__TASK INSTRUCTIONS__:
Look through the data below and report how many lines include "Mining". Only the number should be given.

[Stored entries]
──────────────────────────────

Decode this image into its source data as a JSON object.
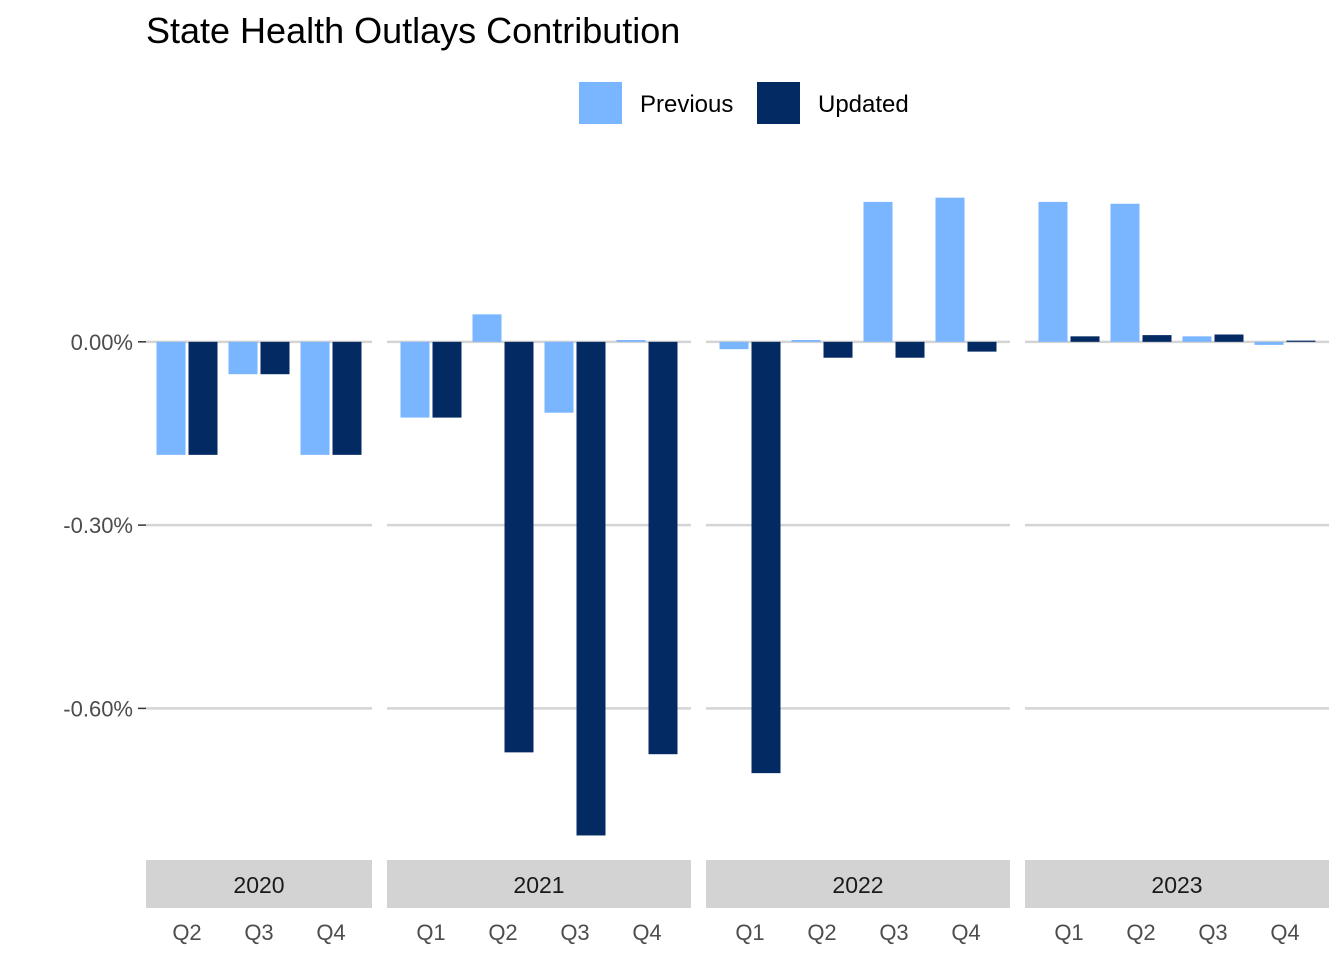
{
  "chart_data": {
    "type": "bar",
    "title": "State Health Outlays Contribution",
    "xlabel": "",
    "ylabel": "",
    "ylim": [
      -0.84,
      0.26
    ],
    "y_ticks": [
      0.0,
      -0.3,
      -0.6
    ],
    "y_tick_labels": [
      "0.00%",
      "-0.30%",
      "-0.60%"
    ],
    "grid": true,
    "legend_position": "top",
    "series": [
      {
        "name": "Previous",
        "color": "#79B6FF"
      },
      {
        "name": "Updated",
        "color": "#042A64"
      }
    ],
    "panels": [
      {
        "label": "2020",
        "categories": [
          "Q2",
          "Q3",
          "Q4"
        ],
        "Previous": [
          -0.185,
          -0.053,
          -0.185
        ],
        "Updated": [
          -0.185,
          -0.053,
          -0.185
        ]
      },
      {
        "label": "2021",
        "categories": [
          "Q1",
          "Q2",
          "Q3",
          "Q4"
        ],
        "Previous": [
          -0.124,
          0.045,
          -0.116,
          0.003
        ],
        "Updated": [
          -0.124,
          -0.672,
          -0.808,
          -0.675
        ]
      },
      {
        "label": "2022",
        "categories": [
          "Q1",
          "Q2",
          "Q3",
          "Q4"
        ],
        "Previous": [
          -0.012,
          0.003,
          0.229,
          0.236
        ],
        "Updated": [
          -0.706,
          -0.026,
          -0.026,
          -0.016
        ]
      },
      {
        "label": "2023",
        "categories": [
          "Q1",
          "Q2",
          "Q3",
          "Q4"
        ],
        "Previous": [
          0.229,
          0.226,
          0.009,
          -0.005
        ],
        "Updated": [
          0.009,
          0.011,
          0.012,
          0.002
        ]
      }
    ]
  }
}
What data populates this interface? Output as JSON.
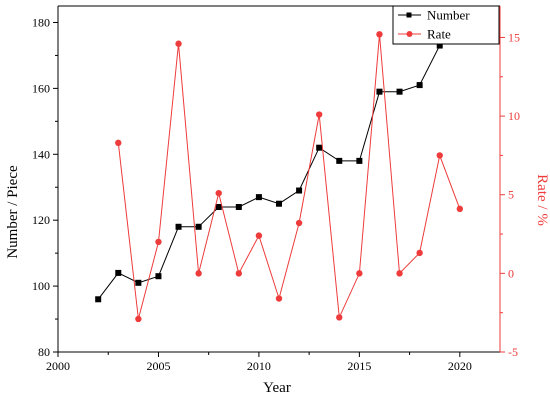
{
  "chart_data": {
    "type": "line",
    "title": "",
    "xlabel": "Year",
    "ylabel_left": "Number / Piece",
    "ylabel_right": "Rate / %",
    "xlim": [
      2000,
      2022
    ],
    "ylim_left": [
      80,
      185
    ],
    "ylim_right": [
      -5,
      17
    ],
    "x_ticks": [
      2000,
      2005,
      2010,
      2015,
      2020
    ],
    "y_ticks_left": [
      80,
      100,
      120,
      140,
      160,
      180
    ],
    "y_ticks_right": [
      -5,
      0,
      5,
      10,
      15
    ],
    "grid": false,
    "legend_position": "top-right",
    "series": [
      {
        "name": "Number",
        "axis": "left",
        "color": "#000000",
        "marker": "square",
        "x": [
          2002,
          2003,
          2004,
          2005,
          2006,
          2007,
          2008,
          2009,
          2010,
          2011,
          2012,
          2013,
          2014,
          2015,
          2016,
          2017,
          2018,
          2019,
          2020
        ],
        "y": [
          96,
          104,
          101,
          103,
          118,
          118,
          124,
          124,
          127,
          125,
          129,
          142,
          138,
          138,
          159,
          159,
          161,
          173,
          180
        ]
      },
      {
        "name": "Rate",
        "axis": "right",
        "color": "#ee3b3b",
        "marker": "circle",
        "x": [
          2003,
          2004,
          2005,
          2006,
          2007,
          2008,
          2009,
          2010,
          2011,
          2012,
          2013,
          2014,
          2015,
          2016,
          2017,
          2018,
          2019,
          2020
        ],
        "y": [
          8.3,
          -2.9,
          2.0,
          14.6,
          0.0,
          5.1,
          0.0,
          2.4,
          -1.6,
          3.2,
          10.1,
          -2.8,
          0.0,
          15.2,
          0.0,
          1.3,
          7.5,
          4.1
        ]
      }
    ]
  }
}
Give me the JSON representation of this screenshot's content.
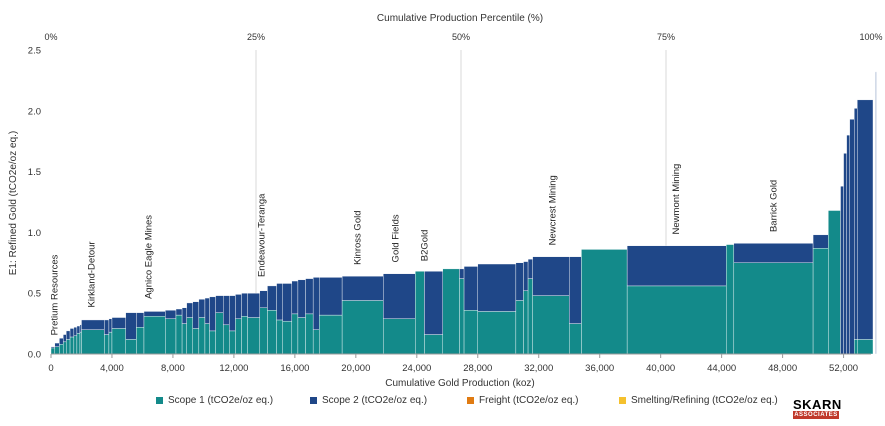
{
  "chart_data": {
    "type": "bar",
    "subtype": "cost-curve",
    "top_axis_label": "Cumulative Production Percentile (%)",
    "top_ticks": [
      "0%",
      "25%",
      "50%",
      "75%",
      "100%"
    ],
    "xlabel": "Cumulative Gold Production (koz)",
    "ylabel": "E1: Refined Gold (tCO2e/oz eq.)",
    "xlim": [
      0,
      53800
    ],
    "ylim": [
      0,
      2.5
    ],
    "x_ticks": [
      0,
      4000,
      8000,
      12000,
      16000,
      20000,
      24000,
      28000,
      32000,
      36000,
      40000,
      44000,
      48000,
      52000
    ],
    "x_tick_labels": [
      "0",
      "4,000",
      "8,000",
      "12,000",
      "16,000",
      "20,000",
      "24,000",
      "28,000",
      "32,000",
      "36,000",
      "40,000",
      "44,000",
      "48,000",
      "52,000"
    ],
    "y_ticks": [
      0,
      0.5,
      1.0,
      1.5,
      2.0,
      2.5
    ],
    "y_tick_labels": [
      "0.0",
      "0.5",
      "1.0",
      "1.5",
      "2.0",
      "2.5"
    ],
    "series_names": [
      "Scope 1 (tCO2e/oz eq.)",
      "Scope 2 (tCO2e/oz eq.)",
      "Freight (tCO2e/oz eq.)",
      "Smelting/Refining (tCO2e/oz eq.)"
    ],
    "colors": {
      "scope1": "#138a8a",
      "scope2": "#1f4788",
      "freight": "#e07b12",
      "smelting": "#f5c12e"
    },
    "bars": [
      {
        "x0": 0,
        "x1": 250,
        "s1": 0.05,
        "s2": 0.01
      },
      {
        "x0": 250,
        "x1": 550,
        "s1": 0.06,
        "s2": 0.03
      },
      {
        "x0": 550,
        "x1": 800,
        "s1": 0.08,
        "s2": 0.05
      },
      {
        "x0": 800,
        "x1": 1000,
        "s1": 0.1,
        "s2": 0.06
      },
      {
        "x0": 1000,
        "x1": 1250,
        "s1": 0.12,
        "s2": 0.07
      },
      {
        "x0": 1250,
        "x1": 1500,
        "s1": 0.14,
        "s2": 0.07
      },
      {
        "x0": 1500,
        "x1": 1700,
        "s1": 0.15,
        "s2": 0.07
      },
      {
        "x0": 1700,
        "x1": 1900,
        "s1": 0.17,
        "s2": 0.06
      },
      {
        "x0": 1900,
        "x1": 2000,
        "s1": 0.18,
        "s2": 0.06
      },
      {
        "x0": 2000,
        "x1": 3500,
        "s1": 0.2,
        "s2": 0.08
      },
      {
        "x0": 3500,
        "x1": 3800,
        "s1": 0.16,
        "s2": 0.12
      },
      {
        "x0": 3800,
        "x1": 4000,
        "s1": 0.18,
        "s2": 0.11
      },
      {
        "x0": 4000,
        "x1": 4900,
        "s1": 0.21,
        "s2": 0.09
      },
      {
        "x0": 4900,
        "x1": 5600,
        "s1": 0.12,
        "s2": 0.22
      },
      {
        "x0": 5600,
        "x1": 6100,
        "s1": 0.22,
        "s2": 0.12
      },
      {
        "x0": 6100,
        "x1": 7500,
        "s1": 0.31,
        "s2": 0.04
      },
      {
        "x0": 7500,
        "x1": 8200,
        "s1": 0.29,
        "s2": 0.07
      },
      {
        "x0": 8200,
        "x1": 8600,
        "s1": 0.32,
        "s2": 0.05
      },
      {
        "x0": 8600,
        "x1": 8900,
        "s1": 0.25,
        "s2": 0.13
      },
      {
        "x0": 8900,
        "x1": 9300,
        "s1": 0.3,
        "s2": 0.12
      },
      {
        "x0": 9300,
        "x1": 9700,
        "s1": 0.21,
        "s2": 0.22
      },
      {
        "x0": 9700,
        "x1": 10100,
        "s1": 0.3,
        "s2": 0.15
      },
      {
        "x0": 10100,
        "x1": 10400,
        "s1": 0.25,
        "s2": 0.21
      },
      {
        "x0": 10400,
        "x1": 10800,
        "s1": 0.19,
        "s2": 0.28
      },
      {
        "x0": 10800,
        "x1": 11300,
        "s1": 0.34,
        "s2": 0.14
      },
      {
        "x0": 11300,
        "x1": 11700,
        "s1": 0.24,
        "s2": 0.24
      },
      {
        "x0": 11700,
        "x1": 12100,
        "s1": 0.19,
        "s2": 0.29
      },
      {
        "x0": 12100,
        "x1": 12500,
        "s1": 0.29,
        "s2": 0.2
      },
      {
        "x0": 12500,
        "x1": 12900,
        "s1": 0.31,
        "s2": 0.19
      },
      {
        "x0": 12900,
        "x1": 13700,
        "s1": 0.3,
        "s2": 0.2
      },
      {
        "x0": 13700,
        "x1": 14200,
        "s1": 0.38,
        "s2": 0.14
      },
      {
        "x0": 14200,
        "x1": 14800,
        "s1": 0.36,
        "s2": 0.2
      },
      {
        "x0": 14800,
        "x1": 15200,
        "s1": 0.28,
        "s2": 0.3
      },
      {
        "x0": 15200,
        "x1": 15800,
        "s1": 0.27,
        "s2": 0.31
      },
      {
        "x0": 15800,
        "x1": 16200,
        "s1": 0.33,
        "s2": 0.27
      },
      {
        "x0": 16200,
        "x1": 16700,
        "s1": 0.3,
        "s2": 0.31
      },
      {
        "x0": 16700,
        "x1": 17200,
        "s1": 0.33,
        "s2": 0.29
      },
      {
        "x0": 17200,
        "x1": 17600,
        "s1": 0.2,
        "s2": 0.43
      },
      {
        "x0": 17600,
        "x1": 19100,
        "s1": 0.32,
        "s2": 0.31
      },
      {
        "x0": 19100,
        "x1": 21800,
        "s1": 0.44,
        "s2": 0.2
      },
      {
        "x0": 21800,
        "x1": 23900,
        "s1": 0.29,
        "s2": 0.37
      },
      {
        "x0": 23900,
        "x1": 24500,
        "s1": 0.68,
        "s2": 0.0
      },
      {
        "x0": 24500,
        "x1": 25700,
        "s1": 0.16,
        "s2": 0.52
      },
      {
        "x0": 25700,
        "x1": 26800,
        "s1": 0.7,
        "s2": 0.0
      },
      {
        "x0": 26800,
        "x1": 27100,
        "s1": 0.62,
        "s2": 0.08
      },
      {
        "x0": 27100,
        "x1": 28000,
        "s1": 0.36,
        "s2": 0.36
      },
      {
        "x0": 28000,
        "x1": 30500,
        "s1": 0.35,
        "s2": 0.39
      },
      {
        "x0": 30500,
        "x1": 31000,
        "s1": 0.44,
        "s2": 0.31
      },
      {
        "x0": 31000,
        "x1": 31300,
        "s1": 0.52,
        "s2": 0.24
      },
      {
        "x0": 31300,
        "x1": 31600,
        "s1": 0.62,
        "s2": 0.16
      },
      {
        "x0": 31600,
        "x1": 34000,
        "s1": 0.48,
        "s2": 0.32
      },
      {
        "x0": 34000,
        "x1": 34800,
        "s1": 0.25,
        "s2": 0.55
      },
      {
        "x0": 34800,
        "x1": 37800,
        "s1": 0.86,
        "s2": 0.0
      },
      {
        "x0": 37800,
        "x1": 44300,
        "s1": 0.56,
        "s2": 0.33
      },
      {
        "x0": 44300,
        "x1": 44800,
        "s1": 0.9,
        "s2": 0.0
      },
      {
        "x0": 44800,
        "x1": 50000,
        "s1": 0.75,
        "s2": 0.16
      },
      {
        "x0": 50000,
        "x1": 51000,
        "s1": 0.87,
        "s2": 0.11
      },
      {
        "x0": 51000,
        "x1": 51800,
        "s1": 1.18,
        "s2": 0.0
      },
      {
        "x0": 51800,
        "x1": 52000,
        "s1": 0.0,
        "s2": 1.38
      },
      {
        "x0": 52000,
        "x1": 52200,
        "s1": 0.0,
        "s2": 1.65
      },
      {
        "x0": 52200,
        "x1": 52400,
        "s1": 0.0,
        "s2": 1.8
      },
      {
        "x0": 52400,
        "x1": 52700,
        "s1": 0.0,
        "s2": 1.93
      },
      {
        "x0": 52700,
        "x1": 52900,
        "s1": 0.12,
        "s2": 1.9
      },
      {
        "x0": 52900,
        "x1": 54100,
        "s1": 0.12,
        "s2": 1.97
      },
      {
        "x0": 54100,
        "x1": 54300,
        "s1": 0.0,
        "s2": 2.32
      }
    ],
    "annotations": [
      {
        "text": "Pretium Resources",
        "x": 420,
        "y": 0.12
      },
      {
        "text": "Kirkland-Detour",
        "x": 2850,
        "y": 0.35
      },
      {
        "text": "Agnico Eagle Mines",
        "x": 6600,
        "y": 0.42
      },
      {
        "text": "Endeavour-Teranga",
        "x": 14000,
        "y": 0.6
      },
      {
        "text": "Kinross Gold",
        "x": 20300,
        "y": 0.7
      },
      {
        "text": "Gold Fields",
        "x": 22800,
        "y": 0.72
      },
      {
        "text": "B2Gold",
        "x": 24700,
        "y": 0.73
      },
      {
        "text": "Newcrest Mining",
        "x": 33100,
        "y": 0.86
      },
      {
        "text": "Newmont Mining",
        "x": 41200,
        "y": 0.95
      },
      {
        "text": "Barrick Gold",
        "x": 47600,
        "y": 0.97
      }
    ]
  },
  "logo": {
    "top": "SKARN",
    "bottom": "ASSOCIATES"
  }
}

──────────────────────────────

__ANSWER TO THIS TASK__:
2